#### What is needed
Write out each line of the records that has "Carbon" in it.

Dataset rows about figures:
———
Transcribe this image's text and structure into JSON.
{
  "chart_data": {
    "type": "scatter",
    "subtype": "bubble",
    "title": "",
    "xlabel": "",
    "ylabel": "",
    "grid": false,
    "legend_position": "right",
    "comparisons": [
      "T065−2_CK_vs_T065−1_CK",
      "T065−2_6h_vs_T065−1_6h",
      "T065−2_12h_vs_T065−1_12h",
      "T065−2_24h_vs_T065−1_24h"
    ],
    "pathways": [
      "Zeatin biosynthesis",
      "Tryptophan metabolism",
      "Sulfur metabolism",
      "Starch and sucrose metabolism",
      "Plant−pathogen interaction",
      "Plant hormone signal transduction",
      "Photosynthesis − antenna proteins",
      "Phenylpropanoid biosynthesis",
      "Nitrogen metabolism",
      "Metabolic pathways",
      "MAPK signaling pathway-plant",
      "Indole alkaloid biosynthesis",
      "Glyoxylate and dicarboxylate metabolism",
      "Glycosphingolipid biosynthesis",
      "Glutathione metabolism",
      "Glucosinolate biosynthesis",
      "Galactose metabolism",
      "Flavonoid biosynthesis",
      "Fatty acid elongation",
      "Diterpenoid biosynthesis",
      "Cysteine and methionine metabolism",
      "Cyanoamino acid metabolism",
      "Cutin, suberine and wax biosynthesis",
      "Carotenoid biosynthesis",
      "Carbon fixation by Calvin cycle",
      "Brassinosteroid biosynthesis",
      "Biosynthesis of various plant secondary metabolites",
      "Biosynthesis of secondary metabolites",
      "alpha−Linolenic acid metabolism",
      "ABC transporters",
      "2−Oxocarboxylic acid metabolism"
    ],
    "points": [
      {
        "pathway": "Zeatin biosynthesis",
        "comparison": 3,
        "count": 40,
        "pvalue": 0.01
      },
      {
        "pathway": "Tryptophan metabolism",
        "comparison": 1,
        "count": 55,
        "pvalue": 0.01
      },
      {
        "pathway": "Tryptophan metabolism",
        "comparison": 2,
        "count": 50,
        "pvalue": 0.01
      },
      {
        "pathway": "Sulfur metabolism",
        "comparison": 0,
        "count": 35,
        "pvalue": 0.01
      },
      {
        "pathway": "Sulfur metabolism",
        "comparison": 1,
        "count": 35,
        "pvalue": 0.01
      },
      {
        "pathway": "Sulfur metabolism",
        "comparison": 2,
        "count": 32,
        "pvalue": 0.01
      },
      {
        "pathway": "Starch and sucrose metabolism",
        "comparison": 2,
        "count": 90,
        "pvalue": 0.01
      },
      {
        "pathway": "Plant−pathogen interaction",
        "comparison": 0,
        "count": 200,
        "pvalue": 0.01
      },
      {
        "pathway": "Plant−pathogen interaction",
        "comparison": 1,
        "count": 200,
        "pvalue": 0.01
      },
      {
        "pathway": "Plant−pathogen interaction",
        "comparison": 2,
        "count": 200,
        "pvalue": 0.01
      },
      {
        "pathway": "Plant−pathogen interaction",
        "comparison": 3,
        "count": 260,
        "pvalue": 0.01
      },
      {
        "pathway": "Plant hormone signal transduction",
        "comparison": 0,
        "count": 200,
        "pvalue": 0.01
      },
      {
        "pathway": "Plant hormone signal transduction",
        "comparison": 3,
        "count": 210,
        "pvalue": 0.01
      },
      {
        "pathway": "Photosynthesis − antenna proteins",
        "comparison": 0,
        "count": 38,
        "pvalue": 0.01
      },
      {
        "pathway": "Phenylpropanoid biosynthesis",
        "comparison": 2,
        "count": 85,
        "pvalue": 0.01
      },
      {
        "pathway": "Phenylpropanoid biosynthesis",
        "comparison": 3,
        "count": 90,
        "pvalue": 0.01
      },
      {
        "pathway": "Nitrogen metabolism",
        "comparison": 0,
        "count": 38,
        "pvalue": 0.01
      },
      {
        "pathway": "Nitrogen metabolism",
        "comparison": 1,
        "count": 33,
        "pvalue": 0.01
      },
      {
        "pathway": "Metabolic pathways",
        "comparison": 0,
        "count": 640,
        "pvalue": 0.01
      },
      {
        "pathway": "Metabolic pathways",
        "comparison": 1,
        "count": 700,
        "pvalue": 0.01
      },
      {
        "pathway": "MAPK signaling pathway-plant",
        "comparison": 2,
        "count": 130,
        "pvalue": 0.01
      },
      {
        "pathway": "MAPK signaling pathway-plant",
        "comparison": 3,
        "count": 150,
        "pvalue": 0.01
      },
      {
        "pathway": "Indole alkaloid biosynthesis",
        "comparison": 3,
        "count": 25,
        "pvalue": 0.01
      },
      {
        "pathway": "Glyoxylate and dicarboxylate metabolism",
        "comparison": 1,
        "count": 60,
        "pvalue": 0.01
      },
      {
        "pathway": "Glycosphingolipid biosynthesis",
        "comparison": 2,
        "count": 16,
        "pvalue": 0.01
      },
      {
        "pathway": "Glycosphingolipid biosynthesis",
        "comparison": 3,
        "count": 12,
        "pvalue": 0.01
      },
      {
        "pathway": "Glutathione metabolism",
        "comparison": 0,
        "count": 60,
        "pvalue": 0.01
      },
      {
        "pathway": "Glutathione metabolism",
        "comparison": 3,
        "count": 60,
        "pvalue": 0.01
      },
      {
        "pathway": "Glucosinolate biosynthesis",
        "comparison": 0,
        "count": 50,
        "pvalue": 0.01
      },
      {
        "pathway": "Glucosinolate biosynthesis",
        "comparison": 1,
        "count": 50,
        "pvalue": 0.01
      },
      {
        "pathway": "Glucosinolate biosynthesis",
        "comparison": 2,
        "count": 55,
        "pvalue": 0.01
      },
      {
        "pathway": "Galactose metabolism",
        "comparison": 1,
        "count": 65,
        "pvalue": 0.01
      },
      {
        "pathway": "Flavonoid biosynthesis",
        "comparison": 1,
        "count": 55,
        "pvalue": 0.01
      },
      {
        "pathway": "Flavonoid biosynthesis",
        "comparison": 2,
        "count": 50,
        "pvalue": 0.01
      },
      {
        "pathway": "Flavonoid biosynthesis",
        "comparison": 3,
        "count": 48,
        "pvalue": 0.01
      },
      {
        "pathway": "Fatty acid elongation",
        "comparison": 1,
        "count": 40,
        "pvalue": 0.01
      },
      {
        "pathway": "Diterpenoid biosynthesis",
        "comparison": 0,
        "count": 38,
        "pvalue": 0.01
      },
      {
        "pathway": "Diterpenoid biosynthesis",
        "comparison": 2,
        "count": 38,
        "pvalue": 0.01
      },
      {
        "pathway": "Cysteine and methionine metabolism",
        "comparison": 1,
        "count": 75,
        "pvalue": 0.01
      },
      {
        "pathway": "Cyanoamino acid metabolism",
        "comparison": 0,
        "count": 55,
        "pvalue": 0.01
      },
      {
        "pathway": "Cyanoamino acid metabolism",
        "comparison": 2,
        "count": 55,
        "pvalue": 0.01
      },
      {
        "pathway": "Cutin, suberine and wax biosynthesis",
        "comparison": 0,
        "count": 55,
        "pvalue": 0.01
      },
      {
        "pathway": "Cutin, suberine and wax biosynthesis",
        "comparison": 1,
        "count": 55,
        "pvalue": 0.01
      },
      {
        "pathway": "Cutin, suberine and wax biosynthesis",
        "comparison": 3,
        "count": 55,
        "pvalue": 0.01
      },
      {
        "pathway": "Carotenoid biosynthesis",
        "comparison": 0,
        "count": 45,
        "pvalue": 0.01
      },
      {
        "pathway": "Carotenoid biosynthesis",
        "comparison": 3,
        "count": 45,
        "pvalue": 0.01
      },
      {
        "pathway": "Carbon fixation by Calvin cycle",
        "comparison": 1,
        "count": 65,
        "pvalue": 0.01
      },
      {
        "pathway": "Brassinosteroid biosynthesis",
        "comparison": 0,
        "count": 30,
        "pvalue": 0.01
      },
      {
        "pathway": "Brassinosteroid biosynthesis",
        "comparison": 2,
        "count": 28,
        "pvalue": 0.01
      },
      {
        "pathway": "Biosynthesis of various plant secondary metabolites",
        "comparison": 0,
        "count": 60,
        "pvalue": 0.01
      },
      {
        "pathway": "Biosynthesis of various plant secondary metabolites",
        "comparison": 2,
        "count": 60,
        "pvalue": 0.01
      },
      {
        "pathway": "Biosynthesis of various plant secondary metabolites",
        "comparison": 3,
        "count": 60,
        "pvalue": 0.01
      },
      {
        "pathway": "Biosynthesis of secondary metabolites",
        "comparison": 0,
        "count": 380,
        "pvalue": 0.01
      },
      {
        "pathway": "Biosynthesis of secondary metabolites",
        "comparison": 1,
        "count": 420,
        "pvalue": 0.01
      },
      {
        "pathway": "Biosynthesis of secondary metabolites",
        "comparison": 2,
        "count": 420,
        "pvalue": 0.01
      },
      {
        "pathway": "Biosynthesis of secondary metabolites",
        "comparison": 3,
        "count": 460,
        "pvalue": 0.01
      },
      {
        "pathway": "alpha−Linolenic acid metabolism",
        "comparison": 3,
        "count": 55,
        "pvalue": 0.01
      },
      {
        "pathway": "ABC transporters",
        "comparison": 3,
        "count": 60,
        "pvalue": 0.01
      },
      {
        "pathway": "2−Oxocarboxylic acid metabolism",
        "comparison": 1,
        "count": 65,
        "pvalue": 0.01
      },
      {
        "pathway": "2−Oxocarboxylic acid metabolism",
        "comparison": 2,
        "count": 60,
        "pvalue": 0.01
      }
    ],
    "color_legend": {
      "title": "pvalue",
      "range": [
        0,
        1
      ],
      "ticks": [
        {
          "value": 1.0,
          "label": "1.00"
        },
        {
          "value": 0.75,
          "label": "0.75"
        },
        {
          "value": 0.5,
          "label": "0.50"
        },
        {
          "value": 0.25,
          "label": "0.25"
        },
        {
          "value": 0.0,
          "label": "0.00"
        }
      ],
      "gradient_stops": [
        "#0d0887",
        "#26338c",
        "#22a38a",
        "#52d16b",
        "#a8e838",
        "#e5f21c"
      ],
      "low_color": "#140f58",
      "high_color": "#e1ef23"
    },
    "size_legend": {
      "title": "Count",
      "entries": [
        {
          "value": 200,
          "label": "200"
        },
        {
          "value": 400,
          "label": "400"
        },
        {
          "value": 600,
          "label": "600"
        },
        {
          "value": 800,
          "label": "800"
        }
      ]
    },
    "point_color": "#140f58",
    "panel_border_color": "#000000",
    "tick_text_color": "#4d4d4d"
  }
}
———
#### Task solution
      "Carbon fixation by Calvin cycle",
        "pathway": "Carbon fixation by Calvin cycle",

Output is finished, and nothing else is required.